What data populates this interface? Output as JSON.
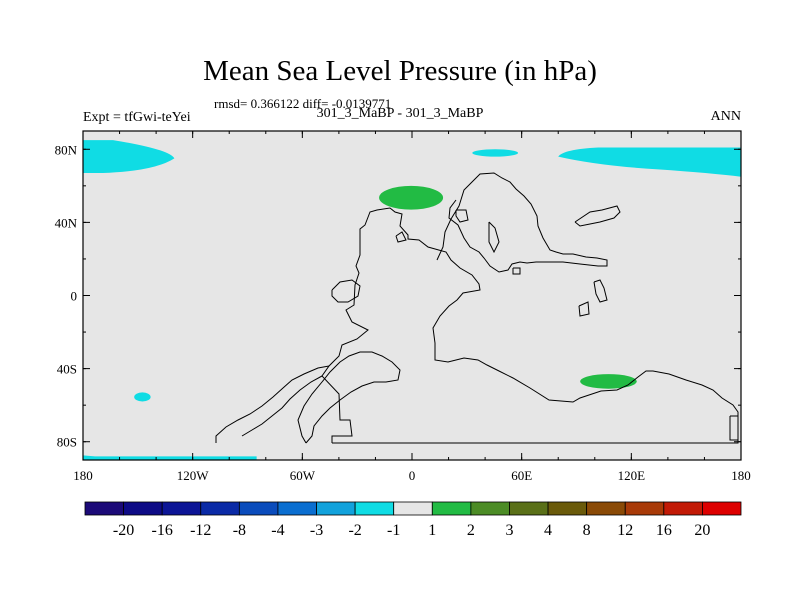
{
  "chart_data": {
    "type": "heatmap",
    "title": "Mean Sea Level Pressure (in hPa)",
    "stats": "rmsd= 0.366122 diff= -0.0139771",
    "expt": "Expt = tfGwi-teYei",
    "comparison": "301_3_MaBP - 301_3_MaBP",
    "season": "ANN",
    "projection": "cylindrical equidistant",
    "xlim": [
      -180,
      180
    ],
    "ylim": [
      -90,
      90
    ],
    "x_ticks": [
      {
        "value": -180,
        "label": "180"
      },
      {
        "value": -120,
        "label": "120W"
      },
      {
        "value": -60,
        "label": "60W"
      },
      {
        "value": 0,
        "label": "0"
      },
      {
        "value": 60,
        "label": "60E"
      },
      {
        "value": 120,
        "label": "120E"
      },
      {
        "value": 180,
        "label": "180"
      }
    ],
    "y_ticks": [
      {
        "value": 80,
        "label": "80N"
      },
      {
        "value": 40,
        "label": "40N"
      },
      {
        "value": 0,
        "label": "0"
      },
      {
        "value": -40,
        "label": "40S"
      },
      {
        "value": -80,
        "label": "80S"
      }
    ],
    "colorbar": {
      "levels": [
        "-20",
        "-16",
        "-12",
        "-8",
        "-4",
        "-3",
        "-2",
        "-1",
        "1",
        "2",
        "3",
        "4",
        "8",
        "12",
        "16",
        "20"
      ],
      "colors": [
        "#1c0a78",
        "#0e0b86",
        "#0c1596",
        "#0a2aa6",
        "#0a4cbc",
        "#0a6ed0",
        "#12a2dc",
        "#10dce4",
        "#e6e6e6",
        "#22bb44",
        "#4c8c26",
        "#5a7018",
        "#6a5a0a",
        "#8a4a06",
        "#a83a08",
        "#c21a06",
        "#dd0000"
      ]
    },
    "background_value_range": "-1 to 1",
    "regions": [
      {
        "name": "arctic-north-america-low",
        "range": "-2 to -1",
        "lon": [
          -180,
          -130
        ],
        "lat": [
          67,
          85
        ]
      },
      {
        "name": "arctic-siberia-low",
        "range": "-2 to -1",
        "lon": [
          80,
          180
        ],
        "lat": [
          65,
          80
        ]
      },
      {
        "name": "arctic-barents-low",
        "range": "-2 to -1",
        "lon": [
          33,
          58
        ],
        "lat": [
          76,
          80
        ]
      },
      {
        "name": "north-atlantic-high",
        "range": "1 to 2",
        "lon": [
          -18,
          17
        ],
        "lat": [
          47,
          60
        ]
      },
      {
        "name": "south-indian-high",
        "range": "1 to 2",
        "lon": [
          92,
          123
        ],
        "lat": [
          -51,
          -43
        ]
      },
      {
        "name": "south-pacific-low",
        "range": "-2 to -1",
        "lon": [
          -152,
          -143
        ],
        "lat": [
          -58,
          -53
        ]
      },
      {
        "name": "antarctic-low",
        "range": "-2 to -1",
        "lon": [
          -180,
          -85
        ],
        "lat": [
          -91,
          -88
        ]
      }
    ]
  }
}
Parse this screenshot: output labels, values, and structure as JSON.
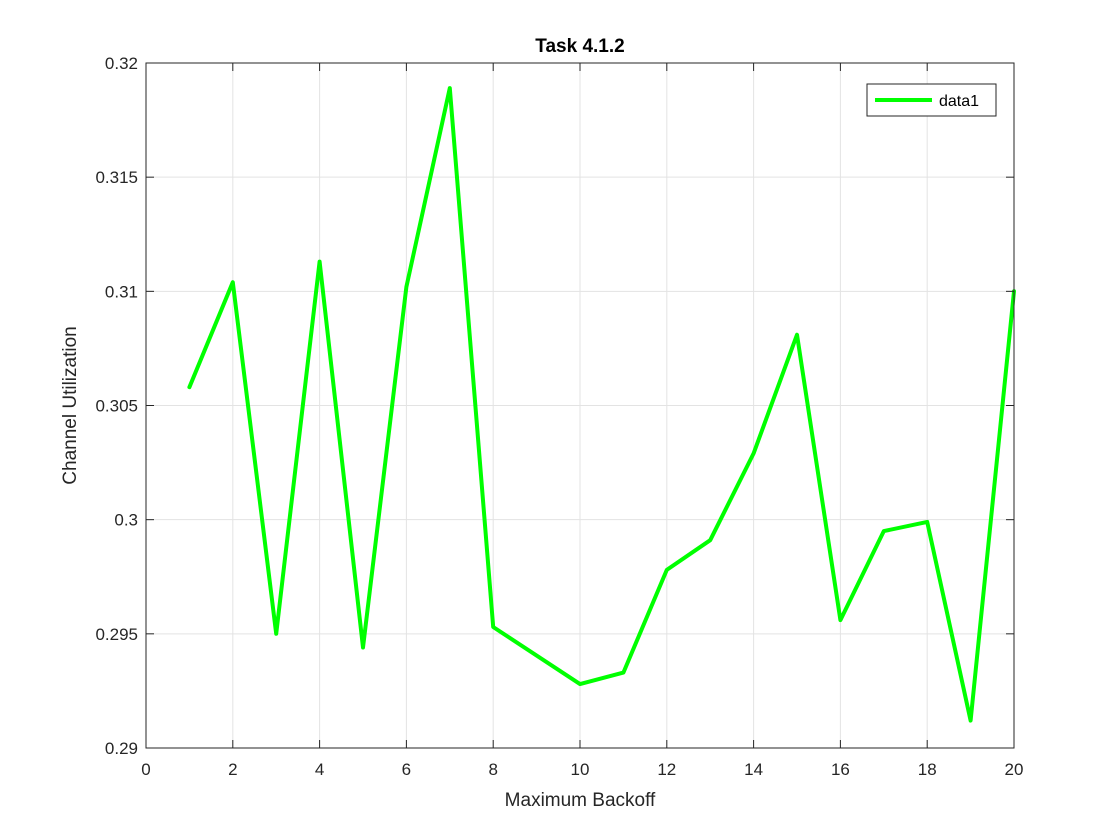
{
  "chart_data": {
    "type": "line",
    "title": "Task 4.1.2",
    "xlabel": "Maximum Backoff",
    "ylabel": "Channel Utilization",
    "xlim": [
      0,
      20
    ],
    "ylim": [
      0.29,
      0.32
    ],
    "xticks": [
      0,
      2,
      4,
      6,
      8,
      10,
      12,
      14,
      16,
      18,
      20
    ],
    "yticks": [
      0.29,
      0.295,
      0.3,
      0.305,
      0.31,
      0.315,
      0.32
    ],
    "xtick_labels": [
      "0",
      "2",
      "4",
      "6",
      "8",
      "10",
      "12",
      "14",
      "16",
      "18",
      "20"
    ],
    "ytick_labels": [
      "0.29",
      "0.295",
      "0.3",
      "0.305",
      "0.31",
      "0.315",
      "0.32"
    ],
    "grid": true,
    "legend_position": "top-right",
    "series": [
      {
        "name": "data1",
        "color": "#00ff00",
        "x": [
          1,
          2,
          3,
          4,
          5,
          6,
          7,
          8,
          10,
          11,
          12,
          13,
          14,
          15,
          16,
          17,
          18,
          19,
          20
        ],
        "y": [
          0.3058,
          0.3104,
          0.295,
          0.3113,
          0.2944,
          0.3102,
          0.3189,
          0.2953,
          0.2928,
          0.2933,
          0.2978,
          0.2991,
          0.3029,
          0.3081,
          0.2956,
          0.2995,
          0.2999,
          0.2912,
          0.31
        ]
      }
    ]
  }
}
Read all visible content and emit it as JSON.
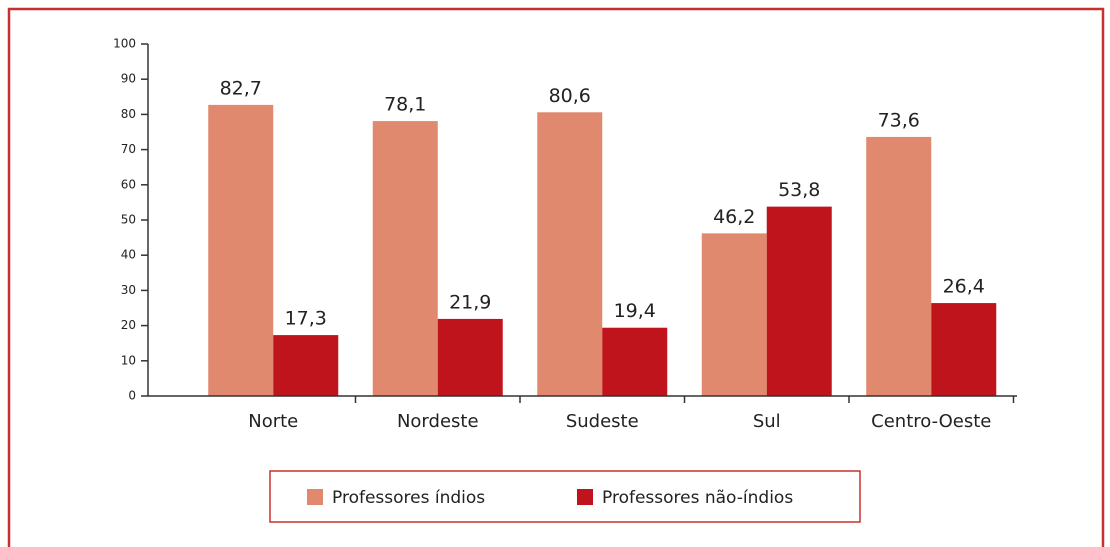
{
  "chart_data": {
    "type": "bar",
    "categories": [
      "Norte",
      "Nordeste",
      "Sudeste",
      "Sul",
      "Centro-Oeste"
    ],
    "series": [
      {
        "name": "Professores índios",
        "color": "#e0896e",
        "values": [
          82.7,
          78.1,
          80.6,
          46.2,
          73.6
        ],
        "value_labels": [
          "82,7",
          "78,1",
          "80,6",
          "46,2",
          "73,6"
        ]
      },
      {
        "name": "Professores não-índios",
        "color": "#c0141c",
        "values": [
          17.3,
          21.9,
          19.4,
          53.8,
          26.4
        ],
        "value_labels": [
          "17,3",
          "21,9",
          "19,4",
          "53,8",
          "26,4"
        ]
      }
    ],
    "ylim": [
      0,
      100
    ],
    "yticks": [
      0,
      10,
      20,
      30,
      40,
      50,
      60,
      70,
      80,
      90,
      100
    ],
    "grid": false,
    "legend": "bottom"
  }
}
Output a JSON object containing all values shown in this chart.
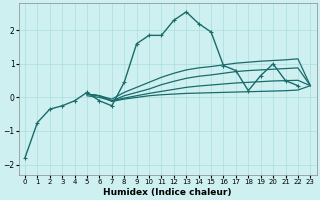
{
  "xlabel": "Humidex (Indice chaleur)",
  "bg_color": "#cff0f0",
  "line_color": "#1a6b6b",
  "grid_color": "#aadddd",
  "xlim": [
    -0.5,
    23.5
  ],
  "ylim": [
    -2.3,
    2.8
  ],
  "xticks": [
    0,
    1,
    2,
    3,
    4,
    5,
    6,
    7,
    8,
    9,
    10,
    11,
    12,
    13,
    14,
    15,
    16,
    17,
    18,
    19,
    20,
    21,
    22,
    23
  ],
  "yticks": [
    -2,
    -1,
    0,
    1,
    2
  ],
  "series": [
    {
      "x": [
        0,
        1,
        2,
        3,
        4,
        5,
        6,
        7,
        8,
        9,
        10,
        11,
        12,
        13,
        14,
        15,
        16,
        17,
        18,
        19,
        20,
        21,
        22
      ],
      "y": [
        -1.8,
        -0.75,
        -0.35,
        -0.25,
        -0.1,
        0.15,
        -0.1,
        -0.25,
        0.45,
        1.6,
        1.85,
        1.85,
        2.3,
        2.55,
        2.2,
        1.95,
        0.95,
        0.8,
        0.2,
        0.65,
        1.0,
        0.5,
        0.35
      ],
      "marker": true,
      "lw": 1.0
    },
    {
      "x": [
        5,
        6,
        7,
        8,
        9,
        10,
        11,
        12,
        13,
        14,
        15,
        16,
        17,
        18,
        19,
        20,
        21,
        22,
        23
      ],
      "y": [
        0.1,
        0.05,
        -0.05,
        0.15,
        0.3,
        0.45,
        0.6,
        0.72,
        0.82,
        0.88,
        0.92,
        0.97,
        1.02,
        1.05,
        1.08,
        1.1,
        1.12,
        1.15,
        0.35
      ],
      "marker": false,
      "lw": 0.9
    },
    {
      "x": [
        5,
        6,
        7,
        8,
        9,
        10,
        11,
        12,
        13,
        14,
        15,
        16,
        17,
        18,
        19,
        20,
        21,
        22,
        23
      ],
      "y": [
        0.05,
        0.0,
        -0.1,
        0.05,
        0.15,
        0.25,
        0.38,
        0.48,
        0.57,
        0.63,
        0.67,
        0.72,
        0.77,
        0.8,
        0.82,
        0.84,
        0.86,
        0.88,
        0.35
      ],
      "marker": false,
      "lw": 0.9
    },
    {
      "x": [
        5,
        6,
        7,
        8,
        9,
        10,
        11,
        12,
        13,
        14,
        15,
        16,
        17,
        18,
        19,
        20,
        21,
        22,
        23
      ],
      "y": [
        0.1,
        0.05,
        -0.1,
        -0.02,
        0.05,
        0.12,
        0.18,
        0.24,
        0.3,
        0.34,
        0.37,
        0.4,
        0.43,
        0.45,
        0.47,
        0.49,
        0.5,
        0.51,
        0.35
      ],
      "marker": false,
      "lw": 0.9
    },
    {
      "x": [
        5,
        6,
        7,
        8,
        9,
        10,
        11,
        12,
        13,
        14,
        15,
        16,
        17,
        18,
        19,
        20,
        21,
        22,
        23
      ],
      "y": [
        0.1,
        0.05,
        -0.12,
        -0.05,
        0.0,
        0.05,
        0.08,
        0.1,
        0.12,
        0.13,
        0.14,
        0.15,
        0.16,
        0.17,
        0.18,
        0.19,
        0.2,
        0.22,
        0.35
      ],
      "marker": false,
      "lw": 0.9
    }
  ]
}
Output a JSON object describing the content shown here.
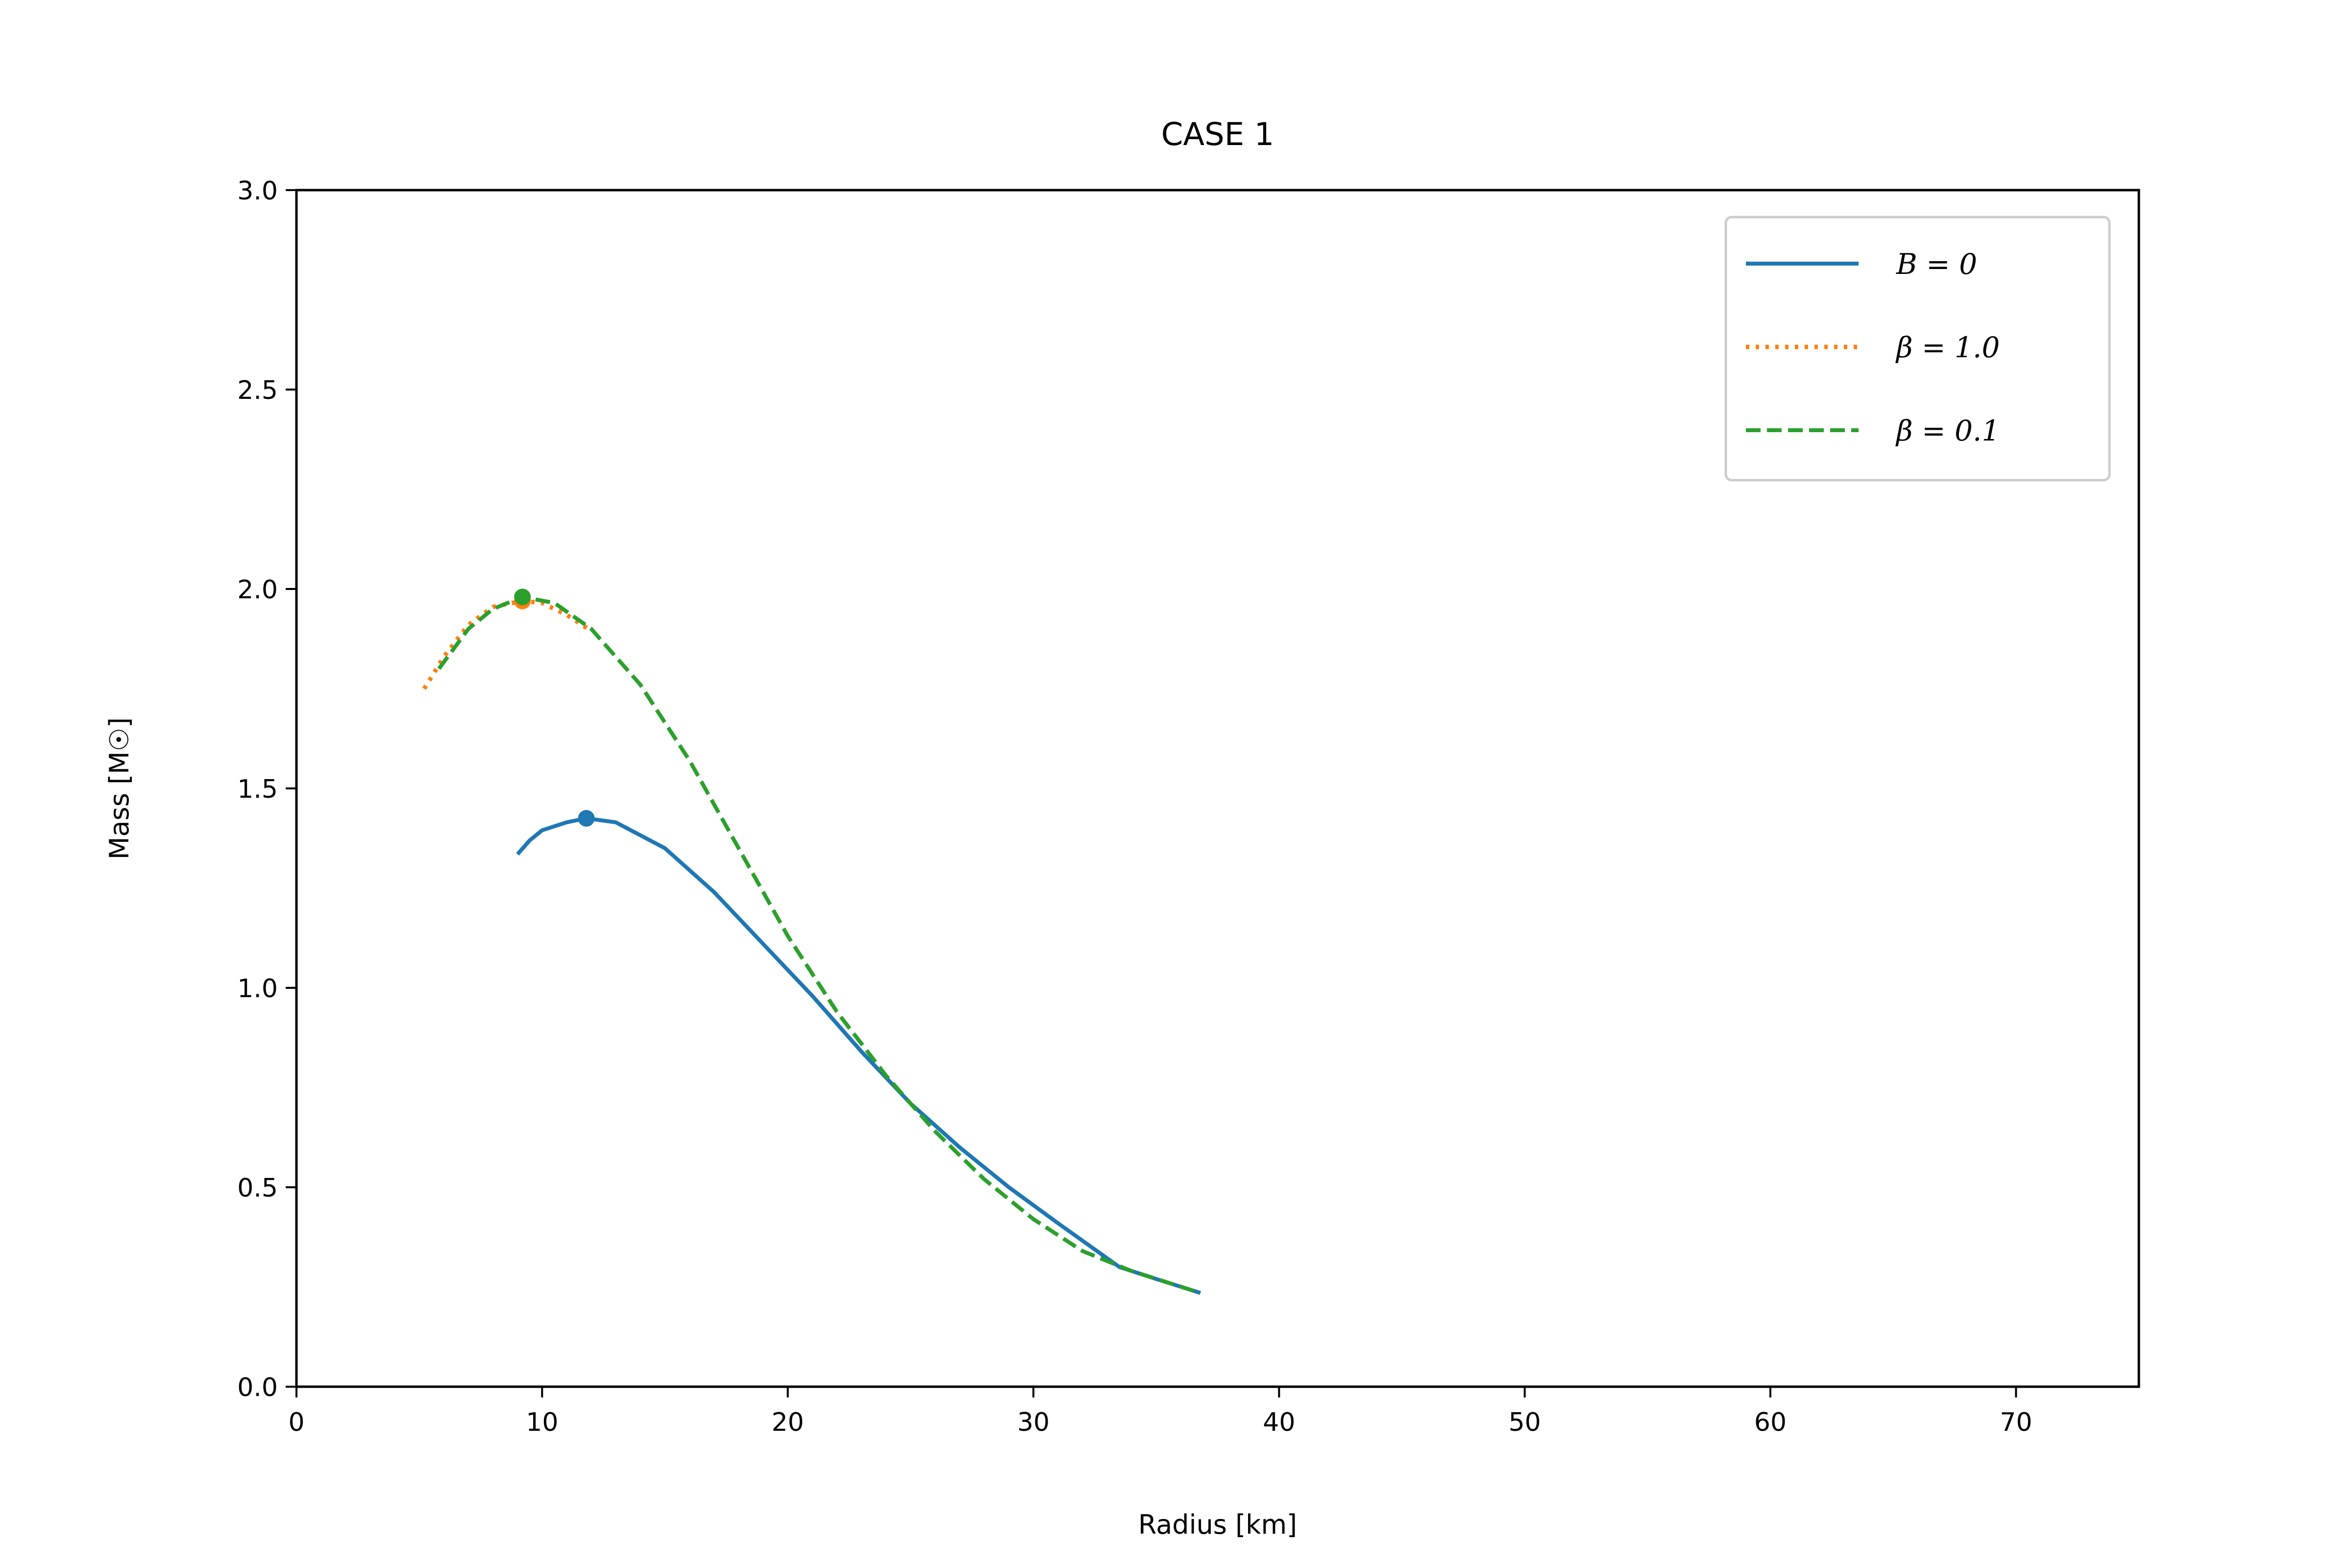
{
  "chart_data": {
    "type": "line",
    "title": "CASE 1",
    "xlabel": "Radius [km]",
    "ylabel": "Mass [M☉]",
    "xlim": [
      0,
      75
    ],
    "ylim": [
      0,
      3.0
    ],
    "xticks": [
      0,
      10,
      20,
      30,
      40,
      50,
      60,
      70
    ],
    "yticks": [
      0.0,
      0.5,
      1.0,
      1.5,
      2.0,
      2.5,
      3.0
    ],
    "xtick_labels": [
      "0",
      "10",
      "20",
      "30",
      "40",
      "50",
      "60",
      "70"
    ],
    "ytick_labels": [
      "0.0",
      "0.5",
      "1.0",
      "1.5",
      "2.0",
      "2.5",
      "3.0"
    ],
    "grid": false,
    "legend": "top-right",
    "series": [
      {
        "name": "B = 0",
        "color": "#1f77b4",
        "style": "solid",
        "x": [
          9.0,
          9.5,
          10.0,
          11.0,
          11.8,
          13.0,
          15.0,
          17.0,
          19.0,
          21.0,
          23.0,
          25.0,
          27.0,
          29.0,
          31.0,
          33.5,
          35.0,
          36.8
        ],
        "y": [
          1.335,
          1.37,
          1.395,
          1.415,
          1.425,
          1.415,
          1.35,
          1.24,
          1.11,
          0.98,
          0.84,
          0.71,
          0.6,
          0.5,
          0.41,
          0.3,
          0.27,
          0.235
        ],
        "peak": {
          "x": 11.8,
          "y": 1.425
        }
      },
      {
        "name": "β = 1.0",
        "color": "#ff7f0e",
        "style": "dotted",
        "x": [
          5.2,
          6.0,
          7.0,
          8.0,
          9.2,
          10.0,
          11.0,
          12.0
        ],
        "y": [
          1.75,
          1.83,
          1.91,
          1.955,
          1.97,
          1.965,
          1.935,
          1.895
        ],
        "peak": {
          "x": 9.2,
          "y": 1.97
        }
      },
      {
        "name": "β = 0.1",
        "color": "#2ca02c",
        "style": "dashed",
        "x": [
          5.8,
          7.0,
          8.0,
          9.2,
          10.5,
          12.0,
          14.0,
          16.0,
          18.0,
          20.0,
          22.0,
          24.0,
          26.0,
          28.0,
          30.0,
          32.0,
          34.0,
          36.8
        ],
        "y": [
          1.8,
          1.9,
          1.95,
          1.98,
          1.965,
          1.9,
          1.76,
          1.57,
          1.35,
          1.13,
          0.94,
          0.78,
          0.64,
          0.52,
          0.42,
          0.34,
          0.29,
          0.235
        ],
        "peak": {
          "x": 9.2,
          "y": 1.98
        }
      }
    ]
  }
}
········
### TASK BRIEF
In the listing, find every line containing the word "values" and list it.

### OUTPUT FOR THIS TASK
Parse this screenshot: output labels, values, and structure as JSON.
        "values": [
        "values": [
Output a JSON object containing all values shown in this chart.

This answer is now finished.